== EXERCISE TASK ==
Identify the line in which "Convert this screenshot" appears, then reproduce that line and all remaining lines of the records word for word.

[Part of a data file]
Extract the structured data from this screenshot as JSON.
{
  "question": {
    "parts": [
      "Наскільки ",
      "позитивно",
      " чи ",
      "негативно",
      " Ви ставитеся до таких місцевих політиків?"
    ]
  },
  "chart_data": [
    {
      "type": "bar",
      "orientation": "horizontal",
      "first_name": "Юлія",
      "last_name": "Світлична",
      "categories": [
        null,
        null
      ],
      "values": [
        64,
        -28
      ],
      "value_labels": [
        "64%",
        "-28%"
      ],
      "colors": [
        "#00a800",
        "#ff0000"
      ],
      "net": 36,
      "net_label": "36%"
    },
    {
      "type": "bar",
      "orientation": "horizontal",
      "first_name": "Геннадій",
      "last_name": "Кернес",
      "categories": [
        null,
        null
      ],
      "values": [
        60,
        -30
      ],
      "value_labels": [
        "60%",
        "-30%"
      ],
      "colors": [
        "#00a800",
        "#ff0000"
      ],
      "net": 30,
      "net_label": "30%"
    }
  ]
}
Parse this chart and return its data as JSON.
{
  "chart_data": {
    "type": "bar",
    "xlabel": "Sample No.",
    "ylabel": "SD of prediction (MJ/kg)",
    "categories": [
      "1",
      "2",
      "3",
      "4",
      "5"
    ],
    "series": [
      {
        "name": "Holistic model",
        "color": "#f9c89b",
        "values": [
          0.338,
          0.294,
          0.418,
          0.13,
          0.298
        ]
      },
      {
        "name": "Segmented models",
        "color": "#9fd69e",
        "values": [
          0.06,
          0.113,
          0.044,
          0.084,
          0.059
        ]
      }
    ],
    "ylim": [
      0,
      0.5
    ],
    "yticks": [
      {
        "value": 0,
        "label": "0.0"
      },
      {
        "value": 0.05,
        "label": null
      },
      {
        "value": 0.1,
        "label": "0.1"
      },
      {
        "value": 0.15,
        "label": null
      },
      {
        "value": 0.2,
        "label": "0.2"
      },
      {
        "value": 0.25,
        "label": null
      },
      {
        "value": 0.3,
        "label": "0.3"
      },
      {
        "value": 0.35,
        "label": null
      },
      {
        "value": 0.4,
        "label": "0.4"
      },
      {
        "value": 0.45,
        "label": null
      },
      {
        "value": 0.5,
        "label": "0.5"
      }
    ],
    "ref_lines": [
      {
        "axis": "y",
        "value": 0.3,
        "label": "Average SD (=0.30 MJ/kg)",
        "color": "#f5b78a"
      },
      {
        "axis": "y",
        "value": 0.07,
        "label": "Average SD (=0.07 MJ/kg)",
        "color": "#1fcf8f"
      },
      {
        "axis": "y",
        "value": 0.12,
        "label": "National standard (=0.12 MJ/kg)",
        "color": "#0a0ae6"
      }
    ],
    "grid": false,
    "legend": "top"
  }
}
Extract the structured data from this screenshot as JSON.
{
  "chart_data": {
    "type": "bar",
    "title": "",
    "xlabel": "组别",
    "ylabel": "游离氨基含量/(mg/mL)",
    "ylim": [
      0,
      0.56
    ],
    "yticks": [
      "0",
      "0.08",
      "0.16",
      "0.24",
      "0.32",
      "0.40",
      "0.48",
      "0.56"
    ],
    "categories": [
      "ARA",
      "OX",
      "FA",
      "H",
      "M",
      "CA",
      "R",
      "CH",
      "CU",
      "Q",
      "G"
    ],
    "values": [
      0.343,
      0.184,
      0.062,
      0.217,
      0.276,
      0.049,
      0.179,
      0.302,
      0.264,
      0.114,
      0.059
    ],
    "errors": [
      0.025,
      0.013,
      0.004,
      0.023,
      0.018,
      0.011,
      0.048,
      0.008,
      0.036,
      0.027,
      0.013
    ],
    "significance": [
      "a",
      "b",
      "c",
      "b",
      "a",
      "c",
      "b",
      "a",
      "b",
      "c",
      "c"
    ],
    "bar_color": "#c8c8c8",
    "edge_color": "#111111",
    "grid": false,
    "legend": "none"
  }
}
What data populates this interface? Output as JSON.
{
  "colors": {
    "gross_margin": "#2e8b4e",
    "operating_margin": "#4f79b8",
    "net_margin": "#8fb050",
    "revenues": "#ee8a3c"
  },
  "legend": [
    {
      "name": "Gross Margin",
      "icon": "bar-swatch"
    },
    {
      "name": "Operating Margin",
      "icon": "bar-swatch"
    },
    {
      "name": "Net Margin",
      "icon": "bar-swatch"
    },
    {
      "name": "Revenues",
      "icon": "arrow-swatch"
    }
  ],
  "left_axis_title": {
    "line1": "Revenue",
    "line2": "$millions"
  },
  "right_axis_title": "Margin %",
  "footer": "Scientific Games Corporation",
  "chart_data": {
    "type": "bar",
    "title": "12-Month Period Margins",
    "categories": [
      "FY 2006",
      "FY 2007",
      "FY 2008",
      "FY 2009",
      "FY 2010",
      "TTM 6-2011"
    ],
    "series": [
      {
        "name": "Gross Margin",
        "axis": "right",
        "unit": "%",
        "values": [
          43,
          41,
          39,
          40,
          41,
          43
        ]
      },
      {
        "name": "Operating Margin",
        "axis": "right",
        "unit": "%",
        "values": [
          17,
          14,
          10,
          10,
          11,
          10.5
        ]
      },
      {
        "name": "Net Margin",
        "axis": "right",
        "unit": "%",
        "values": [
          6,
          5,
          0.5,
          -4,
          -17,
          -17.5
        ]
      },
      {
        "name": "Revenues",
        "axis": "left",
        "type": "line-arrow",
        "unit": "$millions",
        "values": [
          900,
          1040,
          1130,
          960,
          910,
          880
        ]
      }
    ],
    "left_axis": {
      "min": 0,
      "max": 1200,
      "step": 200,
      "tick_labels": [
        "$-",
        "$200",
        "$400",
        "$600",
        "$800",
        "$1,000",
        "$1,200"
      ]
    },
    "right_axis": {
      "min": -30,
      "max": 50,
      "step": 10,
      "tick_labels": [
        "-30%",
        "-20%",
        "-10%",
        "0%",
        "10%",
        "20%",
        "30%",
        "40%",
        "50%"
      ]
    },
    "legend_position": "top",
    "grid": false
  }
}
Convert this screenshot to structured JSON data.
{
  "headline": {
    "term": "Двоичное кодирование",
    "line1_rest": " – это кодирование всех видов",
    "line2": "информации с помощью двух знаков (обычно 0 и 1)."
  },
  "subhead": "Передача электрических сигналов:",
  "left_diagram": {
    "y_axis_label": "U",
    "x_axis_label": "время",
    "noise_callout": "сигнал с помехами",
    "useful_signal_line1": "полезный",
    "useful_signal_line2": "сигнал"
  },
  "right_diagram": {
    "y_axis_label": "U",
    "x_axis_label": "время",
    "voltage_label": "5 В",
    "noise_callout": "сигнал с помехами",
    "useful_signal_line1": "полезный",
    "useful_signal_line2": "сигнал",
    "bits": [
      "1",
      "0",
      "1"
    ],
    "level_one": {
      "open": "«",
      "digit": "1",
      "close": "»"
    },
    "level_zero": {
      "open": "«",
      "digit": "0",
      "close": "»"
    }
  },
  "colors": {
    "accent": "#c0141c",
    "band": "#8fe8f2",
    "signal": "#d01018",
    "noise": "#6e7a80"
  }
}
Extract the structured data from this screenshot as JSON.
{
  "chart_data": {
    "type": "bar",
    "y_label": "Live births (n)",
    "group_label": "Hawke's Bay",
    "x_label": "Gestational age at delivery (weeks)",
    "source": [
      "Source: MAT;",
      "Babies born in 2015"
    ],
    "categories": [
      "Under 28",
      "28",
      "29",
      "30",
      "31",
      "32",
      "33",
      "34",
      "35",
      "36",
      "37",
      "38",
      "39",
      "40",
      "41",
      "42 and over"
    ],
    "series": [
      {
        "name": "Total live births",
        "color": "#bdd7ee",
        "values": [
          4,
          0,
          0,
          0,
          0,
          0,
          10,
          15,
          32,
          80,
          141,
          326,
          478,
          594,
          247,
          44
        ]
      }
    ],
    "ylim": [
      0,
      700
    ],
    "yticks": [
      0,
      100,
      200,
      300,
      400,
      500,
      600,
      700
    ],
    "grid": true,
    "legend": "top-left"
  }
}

== THE REPLY ==
Convert this screenshot to structured JSON data.
{
  "headline": {
    "term": "Двоичное кодирование",
    "line1_rest": " – это кодирование всех видов",
    "line2": "информации с помощью двух знаков (обычно 0 и 1)."
  },
  "subhead": "Передача электрических сигналов:",
  "left_diagram": {
    "y_axis_label": "U",
    "x_axis_label": "время",
    "noise_callout": "сигнал с помехами",
    "useful_signal_line1": "полезный",
    "useful_signal_line2": "сигнал"
  },
  "right_diagram": {
    "y_axis_label": "U",
    "x_axis_label": "время",
    "voltage_label": "5 В",
    "noise_callout": "сигнал с помехами",
    "useful_signal_line1": "полезный",
    "useful_signal_line2": "сигнал",
    "bits": [
      "1",
      "0",
      "1"
    ],
    "level_one": {
      "open": "«",
      "digit": "1",
      "close": "»"
    },
    "level_zero": {
      "open": "«",
      "digit": "0",
      "close": "»"
    }
  },
  "colors": {
    "accent": "#c0141c",
    "band": "#8fe8f2",
    "signal": "#d01018",
    "noise": "#6e7a80"
  }
}
Extract the structured data from this screenshot as JSON.
{
  "chart_data": {
    "type": "bar",
    "y_label": "Live births (n)",
    "group_label": "Hawke's Bay",
    "x_label": "Gestational age at delivery (weeks)",
    "source": [
      "Source: MAT;",
      "Babies born in 2015"
    ],
    "categories": [
      "Under 28",
      "28",
      "29",
      "30",
      "31",
      "32",
      "33",
      "34",
      "35",
      "36",
      "37",
      "38",
      "39",
      "40",
      "41",
      "42 and over"
    ],
    "series": [
      {
        "name": "Total live births",
        "color": "#bdd7ee",
        "values": [
          4,
          0,
          0,
          0,
          0,
          0,
          10,
          15,
          32,
          80,
          141,
          326,
          478,
          594,
          247,
          44
        ]
      }
    ],
    "ylim": [
      0,
      700
    ],
    "yticks": [
      0,
      100,
      200,
      300,
      400,
      500,
      600,
      700
    ],
    "grid": true,
    "legend": "top-left"
  }
}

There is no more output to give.